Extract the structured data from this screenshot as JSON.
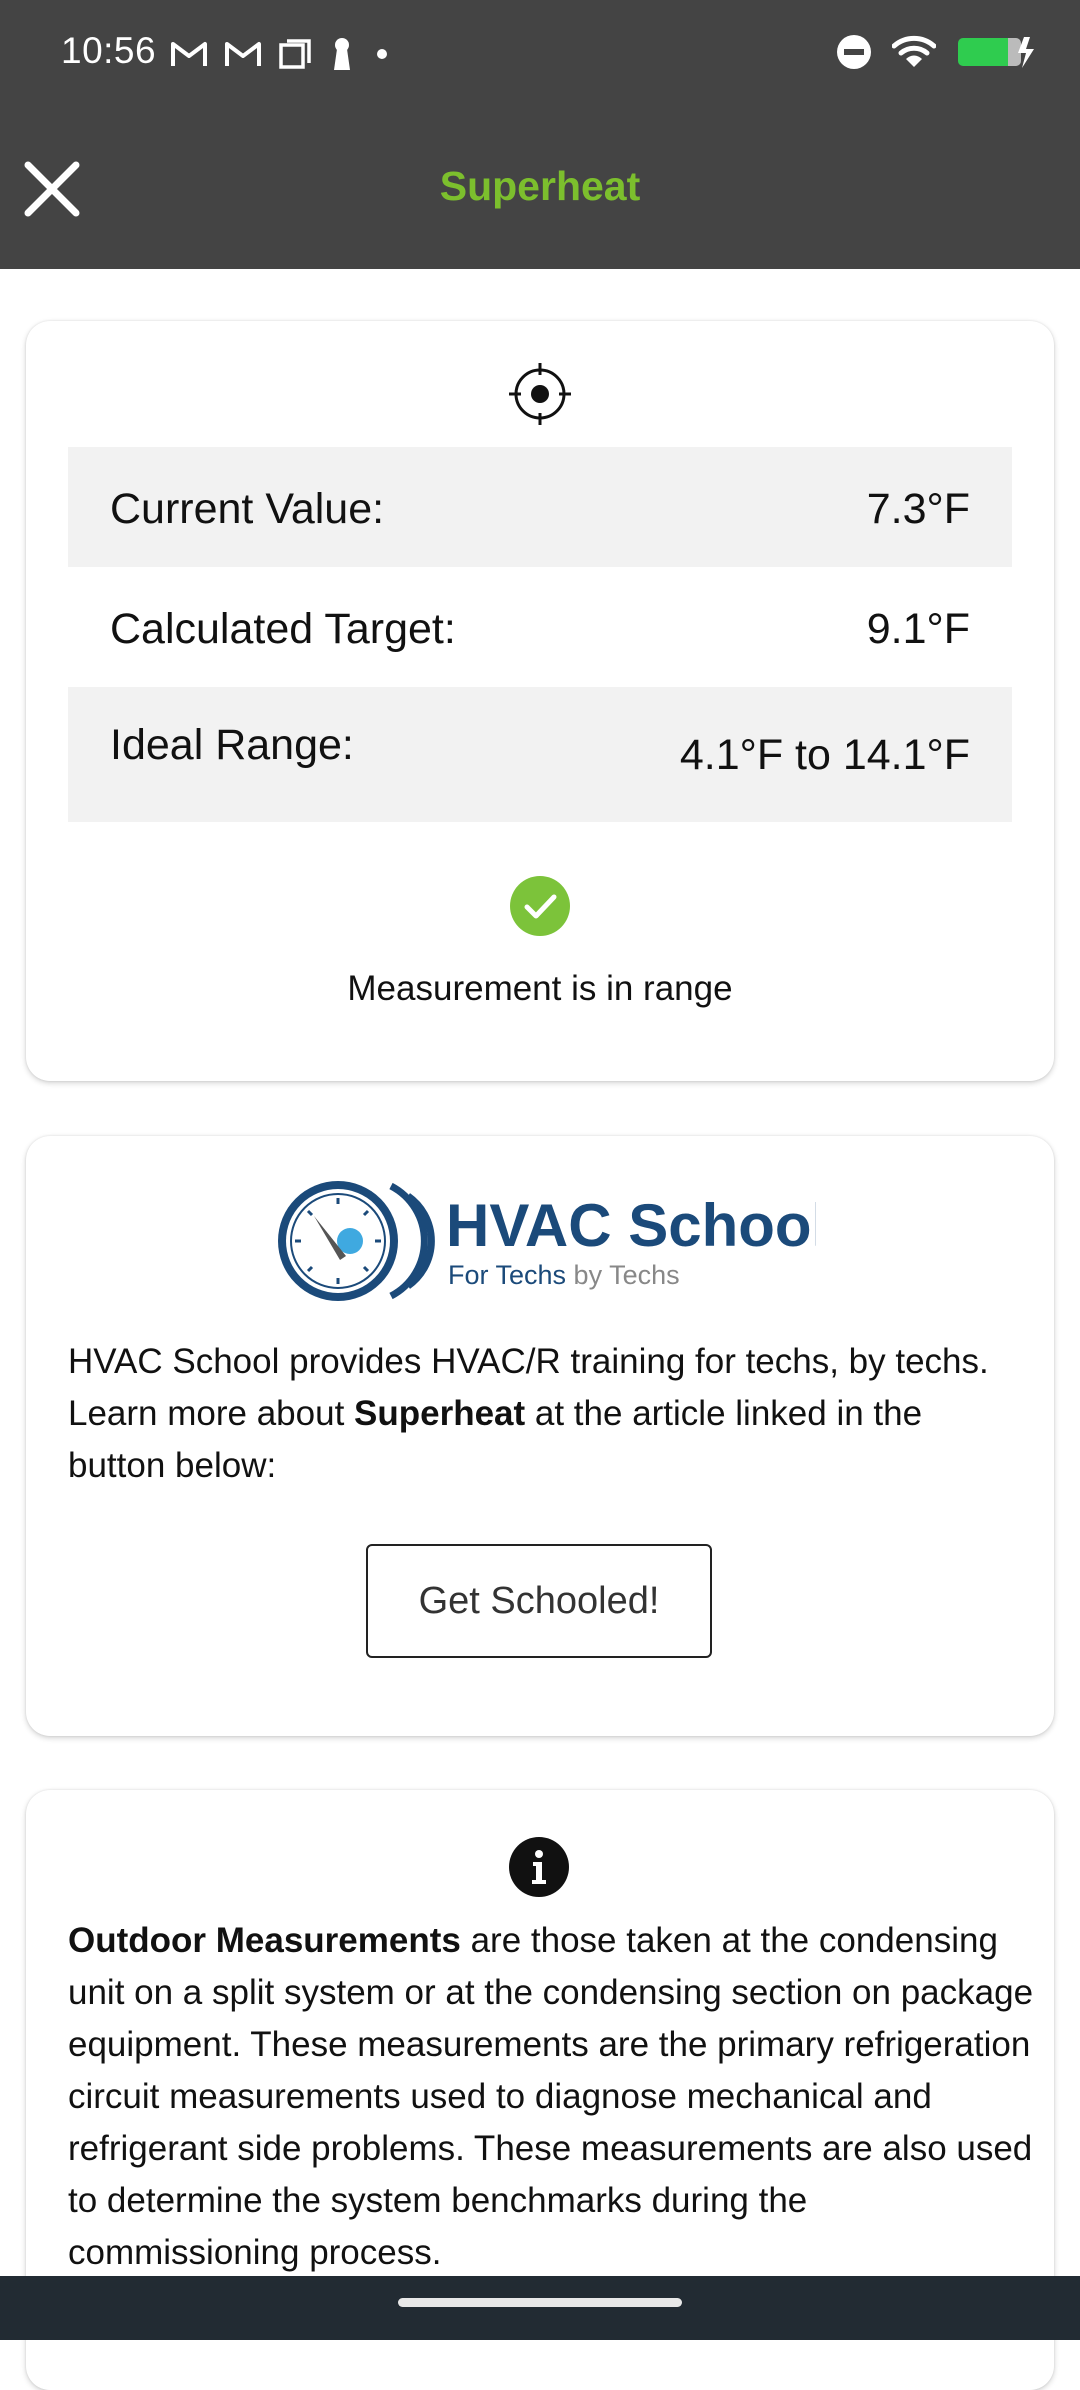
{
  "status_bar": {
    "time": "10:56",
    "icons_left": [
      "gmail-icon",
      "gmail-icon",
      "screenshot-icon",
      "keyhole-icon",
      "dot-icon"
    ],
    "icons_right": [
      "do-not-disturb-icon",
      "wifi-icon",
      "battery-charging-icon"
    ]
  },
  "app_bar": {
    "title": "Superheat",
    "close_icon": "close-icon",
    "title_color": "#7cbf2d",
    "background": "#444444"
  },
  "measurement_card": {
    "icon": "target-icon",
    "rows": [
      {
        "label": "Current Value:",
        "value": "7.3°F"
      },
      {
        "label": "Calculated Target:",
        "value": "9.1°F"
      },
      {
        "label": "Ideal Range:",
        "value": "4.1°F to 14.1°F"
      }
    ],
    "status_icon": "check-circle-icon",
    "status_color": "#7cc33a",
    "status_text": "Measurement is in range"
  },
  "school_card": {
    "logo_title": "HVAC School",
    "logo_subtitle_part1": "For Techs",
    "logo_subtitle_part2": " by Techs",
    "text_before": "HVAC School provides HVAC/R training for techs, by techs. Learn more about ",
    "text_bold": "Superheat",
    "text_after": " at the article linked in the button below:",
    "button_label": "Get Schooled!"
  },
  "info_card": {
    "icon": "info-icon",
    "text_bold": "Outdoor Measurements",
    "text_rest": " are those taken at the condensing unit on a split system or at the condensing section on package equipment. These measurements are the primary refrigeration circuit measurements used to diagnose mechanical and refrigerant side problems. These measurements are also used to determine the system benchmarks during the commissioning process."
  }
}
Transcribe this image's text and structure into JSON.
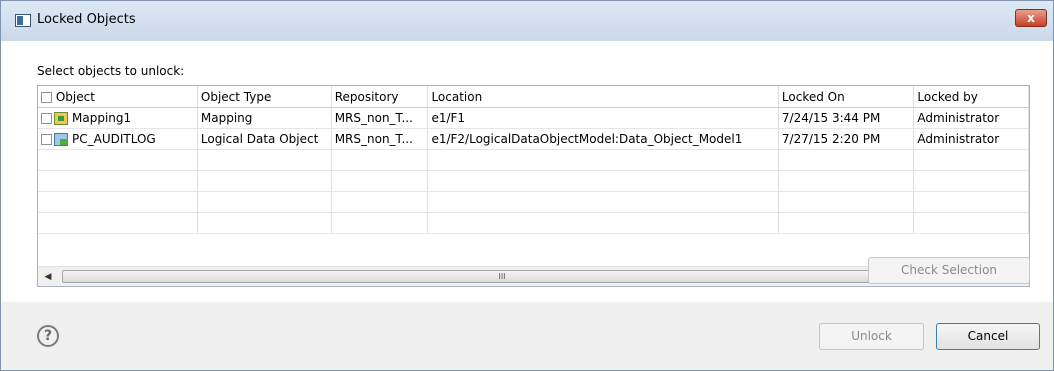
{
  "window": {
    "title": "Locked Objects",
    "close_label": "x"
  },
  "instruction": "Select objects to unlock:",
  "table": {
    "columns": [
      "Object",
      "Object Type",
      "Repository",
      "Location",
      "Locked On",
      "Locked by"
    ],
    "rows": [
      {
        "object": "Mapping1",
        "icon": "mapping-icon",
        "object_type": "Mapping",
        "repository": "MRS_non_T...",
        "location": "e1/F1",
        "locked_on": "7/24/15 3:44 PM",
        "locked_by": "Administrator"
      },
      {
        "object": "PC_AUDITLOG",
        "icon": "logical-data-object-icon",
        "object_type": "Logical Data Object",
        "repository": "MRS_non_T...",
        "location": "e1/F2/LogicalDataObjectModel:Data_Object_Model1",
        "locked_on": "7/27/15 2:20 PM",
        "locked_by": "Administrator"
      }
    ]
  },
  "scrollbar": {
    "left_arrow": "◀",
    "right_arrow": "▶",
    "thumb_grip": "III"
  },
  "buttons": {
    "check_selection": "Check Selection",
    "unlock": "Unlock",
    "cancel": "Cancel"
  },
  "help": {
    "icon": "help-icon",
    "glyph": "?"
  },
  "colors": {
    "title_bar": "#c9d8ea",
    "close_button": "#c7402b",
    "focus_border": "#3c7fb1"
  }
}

---

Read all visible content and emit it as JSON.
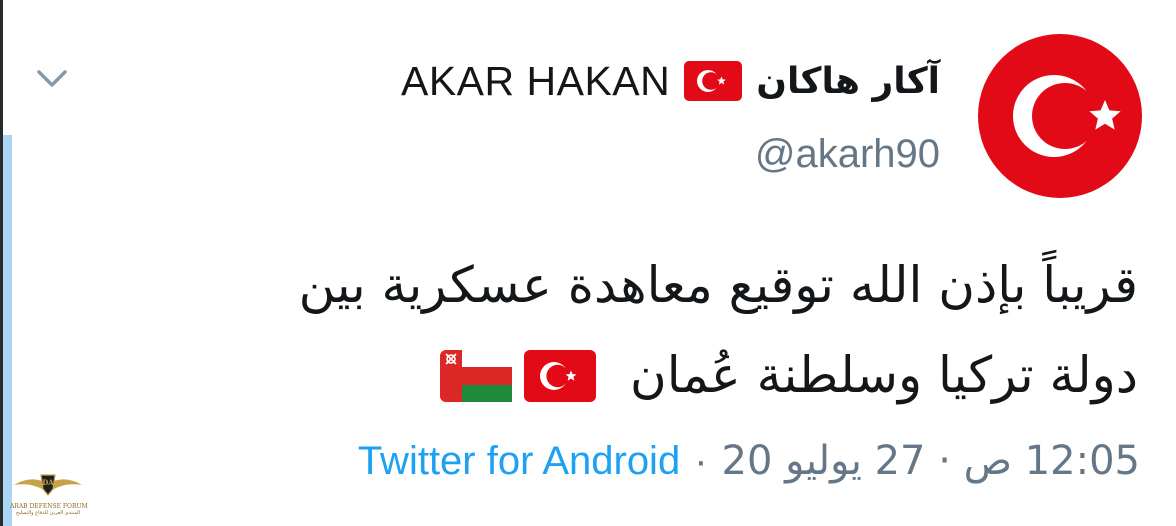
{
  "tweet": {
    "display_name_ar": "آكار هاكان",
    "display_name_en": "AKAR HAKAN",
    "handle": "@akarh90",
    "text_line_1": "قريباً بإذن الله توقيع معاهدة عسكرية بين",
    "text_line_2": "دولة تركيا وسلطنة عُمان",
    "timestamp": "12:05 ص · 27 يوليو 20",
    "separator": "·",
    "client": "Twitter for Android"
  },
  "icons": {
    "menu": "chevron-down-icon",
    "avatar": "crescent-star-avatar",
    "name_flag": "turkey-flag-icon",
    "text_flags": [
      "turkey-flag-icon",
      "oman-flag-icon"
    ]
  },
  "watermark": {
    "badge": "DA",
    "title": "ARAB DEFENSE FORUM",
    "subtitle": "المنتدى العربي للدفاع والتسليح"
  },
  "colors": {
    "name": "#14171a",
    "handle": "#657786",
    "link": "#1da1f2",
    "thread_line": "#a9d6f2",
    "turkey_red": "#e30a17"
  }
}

* **Exercise**: Find every line that has "HVAC" in it, then return those lines.

* **Output for this task**:
    "logo_title": "HVAC School",
    "text_before": "HVAC School provides HVAC/R training for techs, by techs. Learn more about ",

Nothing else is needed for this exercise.